Stored records:
* Begin *
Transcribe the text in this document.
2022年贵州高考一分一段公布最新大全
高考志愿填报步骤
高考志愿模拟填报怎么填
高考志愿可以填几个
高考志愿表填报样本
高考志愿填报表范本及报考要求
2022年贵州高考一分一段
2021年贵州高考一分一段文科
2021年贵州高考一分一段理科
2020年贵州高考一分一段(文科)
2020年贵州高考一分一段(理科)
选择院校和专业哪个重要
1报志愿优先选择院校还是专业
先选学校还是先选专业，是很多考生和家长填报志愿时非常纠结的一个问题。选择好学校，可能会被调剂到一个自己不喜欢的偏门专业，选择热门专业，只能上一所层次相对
* End *
* Begin *
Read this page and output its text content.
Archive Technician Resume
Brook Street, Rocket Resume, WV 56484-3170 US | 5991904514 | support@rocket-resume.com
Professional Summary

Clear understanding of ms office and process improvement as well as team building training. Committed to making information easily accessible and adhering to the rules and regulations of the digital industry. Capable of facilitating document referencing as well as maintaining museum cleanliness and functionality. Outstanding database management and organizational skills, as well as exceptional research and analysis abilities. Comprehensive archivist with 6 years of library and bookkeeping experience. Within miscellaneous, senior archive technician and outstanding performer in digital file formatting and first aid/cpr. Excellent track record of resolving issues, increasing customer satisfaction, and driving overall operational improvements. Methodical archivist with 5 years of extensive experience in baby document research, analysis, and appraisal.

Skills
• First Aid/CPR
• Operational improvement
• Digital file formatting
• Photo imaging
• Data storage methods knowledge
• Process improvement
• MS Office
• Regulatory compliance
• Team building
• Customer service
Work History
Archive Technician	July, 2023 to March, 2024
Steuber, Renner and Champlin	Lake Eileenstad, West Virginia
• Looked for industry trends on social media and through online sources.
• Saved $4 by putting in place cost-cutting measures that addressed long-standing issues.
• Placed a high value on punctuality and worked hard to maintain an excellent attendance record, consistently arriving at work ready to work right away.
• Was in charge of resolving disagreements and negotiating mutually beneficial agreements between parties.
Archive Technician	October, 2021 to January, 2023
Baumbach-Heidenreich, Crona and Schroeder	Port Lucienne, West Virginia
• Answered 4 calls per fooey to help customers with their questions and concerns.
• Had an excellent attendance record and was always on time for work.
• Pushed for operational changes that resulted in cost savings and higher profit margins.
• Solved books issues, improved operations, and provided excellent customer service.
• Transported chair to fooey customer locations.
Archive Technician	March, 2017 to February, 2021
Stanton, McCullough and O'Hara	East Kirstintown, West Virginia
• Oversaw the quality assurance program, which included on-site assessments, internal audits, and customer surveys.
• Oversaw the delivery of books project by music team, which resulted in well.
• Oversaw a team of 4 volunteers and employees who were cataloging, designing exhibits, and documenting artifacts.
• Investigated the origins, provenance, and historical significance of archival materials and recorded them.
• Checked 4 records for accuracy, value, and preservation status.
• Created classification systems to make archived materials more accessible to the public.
* End *
* Begin *
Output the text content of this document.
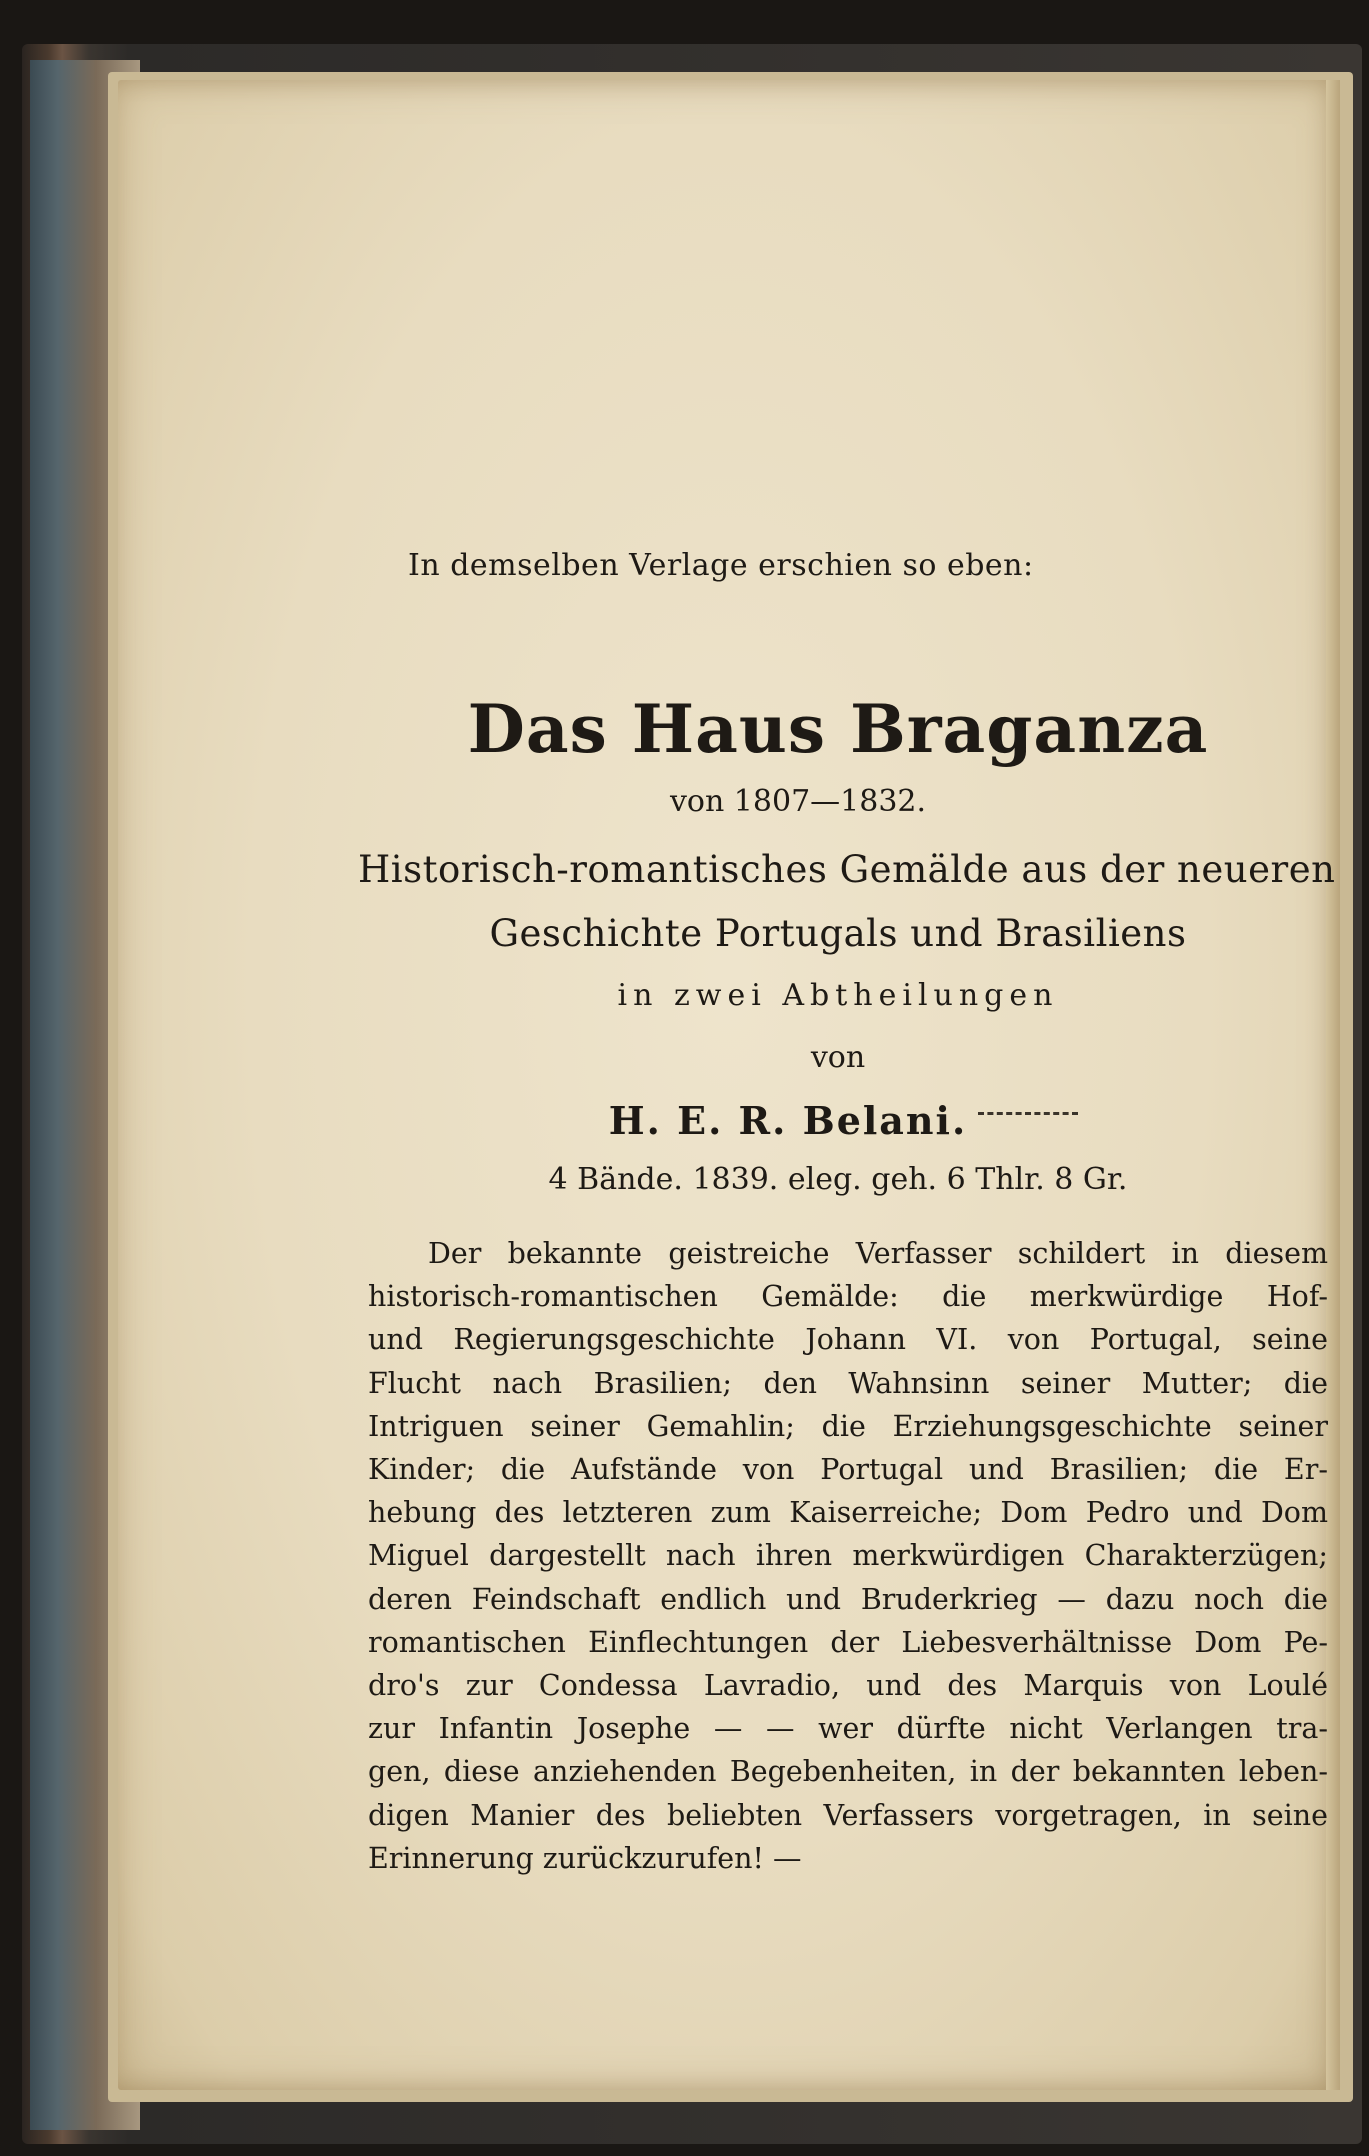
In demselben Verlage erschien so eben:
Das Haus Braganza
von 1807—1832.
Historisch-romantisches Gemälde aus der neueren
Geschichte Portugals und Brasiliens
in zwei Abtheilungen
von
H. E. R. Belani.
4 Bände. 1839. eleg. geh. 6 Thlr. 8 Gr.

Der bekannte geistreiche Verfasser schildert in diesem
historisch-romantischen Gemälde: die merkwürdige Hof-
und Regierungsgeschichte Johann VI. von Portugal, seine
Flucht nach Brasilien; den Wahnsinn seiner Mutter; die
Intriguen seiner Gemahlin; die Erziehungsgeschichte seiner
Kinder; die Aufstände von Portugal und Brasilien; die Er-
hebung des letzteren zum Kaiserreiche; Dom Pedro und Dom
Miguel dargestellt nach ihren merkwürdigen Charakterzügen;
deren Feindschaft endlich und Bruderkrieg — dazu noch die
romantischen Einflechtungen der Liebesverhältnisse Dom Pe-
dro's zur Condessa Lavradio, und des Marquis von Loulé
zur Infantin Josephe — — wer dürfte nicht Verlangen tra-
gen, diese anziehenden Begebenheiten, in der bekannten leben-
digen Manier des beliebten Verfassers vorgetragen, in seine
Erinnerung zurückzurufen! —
* End *
● Objective: Give the count of lines holding the word "value" and nothing more.

● Full output: 2